(Data items)
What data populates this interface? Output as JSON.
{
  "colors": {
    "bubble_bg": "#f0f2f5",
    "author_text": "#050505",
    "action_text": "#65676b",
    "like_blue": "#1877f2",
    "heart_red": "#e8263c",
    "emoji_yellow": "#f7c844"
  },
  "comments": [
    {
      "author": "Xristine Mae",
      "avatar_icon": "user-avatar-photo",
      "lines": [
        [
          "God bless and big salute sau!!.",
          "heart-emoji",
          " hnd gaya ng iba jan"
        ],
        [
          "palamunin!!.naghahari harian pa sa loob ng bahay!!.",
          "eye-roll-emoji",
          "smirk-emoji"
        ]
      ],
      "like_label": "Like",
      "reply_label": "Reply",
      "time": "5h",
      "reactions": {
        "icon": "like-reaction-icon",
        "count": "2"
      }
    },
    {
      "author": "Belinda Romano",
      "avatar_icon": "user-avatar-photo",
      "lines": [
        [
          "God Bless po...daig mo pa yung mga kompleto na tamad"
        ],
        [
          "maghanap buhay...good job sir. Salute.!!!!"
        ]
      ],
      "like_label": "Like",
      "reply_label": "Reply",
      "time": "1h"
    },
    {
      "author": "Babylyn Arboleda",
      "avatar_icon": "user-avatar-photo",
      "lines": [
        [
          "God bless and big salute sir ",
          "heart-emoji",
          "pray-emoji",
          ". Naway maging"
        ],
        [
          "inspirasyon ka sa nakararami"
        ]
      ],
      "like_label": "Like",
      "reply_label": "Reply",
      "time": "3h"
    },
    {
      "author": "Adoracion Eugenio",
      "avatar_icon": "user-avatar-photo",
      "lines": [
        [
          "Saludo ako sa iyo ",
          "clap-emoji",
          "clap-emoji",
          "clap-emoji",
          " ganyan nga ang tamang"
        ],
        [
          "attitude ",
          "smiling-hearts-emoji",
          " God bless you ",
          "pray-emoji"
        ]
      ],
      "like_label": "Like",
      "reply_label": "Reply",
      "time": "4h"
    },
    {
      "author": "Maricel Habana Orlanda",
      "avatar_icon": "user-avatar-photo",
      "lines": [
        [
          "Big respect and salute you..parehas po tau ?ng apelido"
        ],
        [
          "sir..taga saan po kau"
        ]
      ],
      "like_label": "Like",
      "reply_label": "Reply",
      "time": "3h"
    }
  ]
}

■ **What is expected**: Give the records above again, word for word.

■ **Solution for this exercise**:
What data populates this interface? Output as JSON.
{
  "colors": {
    "bubble_bg": "#f0f2f5",
    "author_text": "#050505",
    "action_text": "#65676b",
    "like_blue": "#1877f2",
    "heart_red": "#e8263c",
    "emoji_yellow": "#f7c844"
  },
  "comments": [
    {
      "author": "Xristine Mae",
      "avatar_icon": "user-avatar-photo",
      "lines": [
        [
          "God bless and big salute sau!!.",
          "heart-emoji",
          " hnd gaya ng iba jan"
        ],
        [
          "palamunin!!.naghahari harian pa sa loob ng bahay!!.",
          "eye-roll-emoji",
          "smirk-emoji"
        ]
      ],
      "like_label": "Like",
      "reply_label": "Reply",
      "time": "5h",
      "reactions": {
        "icon": "like-reaction-icon",
        "count": "2"
      }
    },
    {
      "author": "Belinda Romano",
      "avatar_icon": "user-avatar-photo",
      "lines": [
        [
          "God Bless po...daig mo pa yung mga kompleto na tamad"
        ],
        [
          "maghanap buhay...good job sir. Salute.!!!!"
        ]
      ],
      "like_label": "Like",
      "reply_label": "Reply",
      "time": "1h"
    },
    {
      "author": "Babylyn Arboleda",
      "avatar_icon": "user-avatar-photo",
      "lines": [
        [
          "God bless and big salute sir ",
          "heart-emoji",
          "pray-emoji",
          ". Naway maging"
        ],
        [
          "inspirasyon ka sa nakararami"
        ]
      ],
      "like_label": "Like",
      "reply_label": "Reply",
      "time": "3h"
    },
    {
      "author": "Adoracion Eugenio",
      "avatar_icon": "user-avatar-photo",
      "lines": [
        [
          "Saludo ako sa iyo ",
          "clap-emoji",
          "clap-emoji",
          "clap-emoji",
          " ganyan nga ang tamang"
        ],
        [
          "attitude ",
          "smiling-hearts-emoji",
          " God bless you ",
          "pray-emoji"
        ]
      ],
      "like_label": "Like",
      "reply_label": "Reply",
      "time": "4h"
    },
    {
      "author": "Maricel Habana Orlanda",
      "avatar_icon": "user-avatar-photo",
      "lines": [
        [
          "Big respect and salute you..parehas po tau ?ng apelido"
        ],
        [
          "sir..taga saan po kau"
        ]
      ],
      "like_label": "Like",
      "reply_label": "Reply",
      "time": "3h"
    }
  ]
}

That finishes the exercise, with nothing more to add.